# What is required
All entries are to be given again verbatim.

# Data shown
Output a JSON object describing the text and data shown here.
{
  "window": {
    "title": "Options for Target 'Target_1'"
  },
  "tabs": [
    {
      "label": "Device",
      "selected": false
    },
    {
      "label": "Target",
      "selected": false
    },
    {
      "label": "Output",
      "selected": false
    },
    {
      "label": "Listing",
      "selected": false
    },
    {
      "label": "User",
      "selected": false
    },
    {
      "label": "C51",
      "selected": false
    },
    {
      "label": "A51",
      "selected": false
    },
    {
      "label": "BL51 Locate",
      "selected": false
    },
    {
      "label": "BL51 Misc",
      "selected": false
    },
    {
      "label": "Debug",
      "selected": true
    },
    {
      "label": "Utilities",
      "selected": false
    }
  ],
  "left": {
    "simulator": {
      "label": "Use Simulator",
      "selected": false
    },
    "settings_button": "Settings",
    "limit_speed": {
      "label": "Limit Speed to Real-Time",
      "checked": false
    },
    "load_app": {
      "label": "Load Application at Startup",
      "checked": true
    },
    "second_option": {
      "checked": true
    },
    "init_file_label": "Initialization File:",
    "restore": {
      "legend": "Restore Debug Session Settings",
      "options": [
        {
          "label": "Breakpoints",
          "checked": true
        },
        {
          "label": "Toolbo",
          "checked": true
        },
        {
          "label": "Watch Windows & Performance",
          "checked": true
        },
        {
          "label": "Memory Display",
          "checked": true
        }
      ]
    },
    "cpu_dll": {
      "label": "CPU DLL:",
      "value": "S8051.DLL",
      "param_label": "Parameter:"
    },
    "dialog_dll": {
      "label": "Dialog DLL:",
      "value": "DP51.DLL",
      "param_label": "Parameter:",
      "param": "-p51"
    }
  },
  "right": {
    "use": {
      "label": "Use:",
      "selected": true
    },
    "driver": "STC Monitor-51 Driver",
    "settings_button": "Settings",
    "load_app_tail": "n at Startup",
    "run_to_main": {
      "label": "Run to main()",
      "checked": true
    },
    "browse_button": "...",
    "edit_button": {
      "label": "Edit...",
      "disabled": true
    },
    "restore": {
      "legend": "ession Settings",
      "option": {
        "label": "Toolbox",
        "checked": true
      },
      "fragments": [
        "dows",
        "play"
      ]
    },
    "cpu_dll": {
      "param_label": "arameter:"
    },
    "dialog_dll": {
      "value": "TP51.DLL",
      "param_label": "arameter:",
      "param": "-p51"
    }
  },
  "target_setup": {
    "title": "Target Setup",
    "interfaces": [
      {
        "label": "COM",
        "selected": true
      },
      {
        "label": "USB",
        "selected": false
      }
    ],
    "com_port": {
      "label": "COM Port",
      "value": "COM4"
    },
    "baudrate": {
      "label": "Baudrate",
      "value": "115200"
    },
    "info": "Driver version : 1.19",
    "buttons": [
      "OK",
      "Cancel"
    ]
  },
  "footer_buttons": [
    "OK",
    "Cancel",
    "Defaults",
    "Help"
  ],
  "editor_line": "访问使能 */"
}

# Reply
Output a JSON object describing the text and data shown here.
{
  "window": {
    "title": "Options for Target 'Target_1'"
  },
  "tabs": [
    {
      "label": "Device",
      "selected": false
    },
    {
      "label": "Target",
      "selected": false
    },
    {
      "label": "Output",
      "selected": false
    },
    {
      "label": "Listing",
      "selected": false
    },
    {
      "label": "User",
      "selected": false
    },
    {
      "label": "C51",
      "selected": false
    },
    {
      "label": "A51",
      "selected": false
    },
    {
      "label": "BL51 Locate",
      "selected": false
    },
    {
      "label": "BL51 Misc",
      "selected": false
    },
    {
      "label": "Debug",
      "selected": true
    },
    {
      "label": "Utilities",
      "selected": false
    }
  ],
  "left": {
    "simulator": {
      "label": "Use Simulator",
      "selected": false
    },
    "settings_button": "Settings",
    "limit_speed": {
      "label": "Limit Speed to Real-Time",
      "checked": false
    },
    "load_app": {
      "label": "Load Application at Startup",
      "checked": true
    },
    "second_option": {
      "checked": true
    },
    "init_file_label": "Initialization File:",
    "restore": {
      "legend": "Restore Debug Session Settings",
      "options": [
        {
          "label": "Breakpoints",
          "checked": true
        },
        {
          "label": "Toolbo",
          "checked": true
        },
        {
          "label": "Watch Windows & Performance",
          "checked": true
        },
        {
          "label": "Memory Display",
          "checked": true
        }
      ]
    },
    "cpu_dll": {
      "label": "CPU DLL:",
      "value": "S8051.DLL",
      "param_label": "Parameter:"
    },
    "dialog_dll": {
      "label": "Dialog DLL:",
      "value": "DP51.DLL",
      "param_label": "Parameter:",
      "param": "-p51"
    }
  },
  "right": {
    "use": {
      "label": "Use:",
      "selected": true
    },
    "driver": "STC Monitor-51 Driver",
    "settings_button": "Settings",
    "load_app_tail": "n at Startup",
    "run_to_main": {
      "label": "Run to main()",
      "checked": true
    },
    "browse_button": "...",
    "edit_button": {
      "label": "Edit...",
      "disabled": true
    },
    "restore": {
      "legend": "ession Settings",
      "option": {
        "label": "Toolbox",
        "checked": true
      },
      "fragments": [
        "dows",
        "play"
      ]
    },
    "cpu_dll": {
      "param_label": "arameter:"
    },
    "dialog_dll": {
      "value": "TP51.DLL",
      "param_label": "arameter:",
      "param": "-p51"
    }
  },
  "target_setup": {
    "title": "Target Setup",
    "interfaces": [
      {
        "label": "COM",
        "selected": true
      },
      {
        "label": "USB",
        "selected": false
      }
    ],
    "com_port": {
      "label": "COM Port",
      "value": "COM4"
    },
    "baudrate": {
      "label": "Baudrate",
      "value": "115200"
    },
    "info": "Driver version : 1.19",
    "buttons": [
      "OK",
      "Cancel"
    ]
  },
  "footer_buttons": [
    "OK",
    "Cancel",
    "Defaults",
    "Help"
  ],
  "editor_line": "访问使能 */"
}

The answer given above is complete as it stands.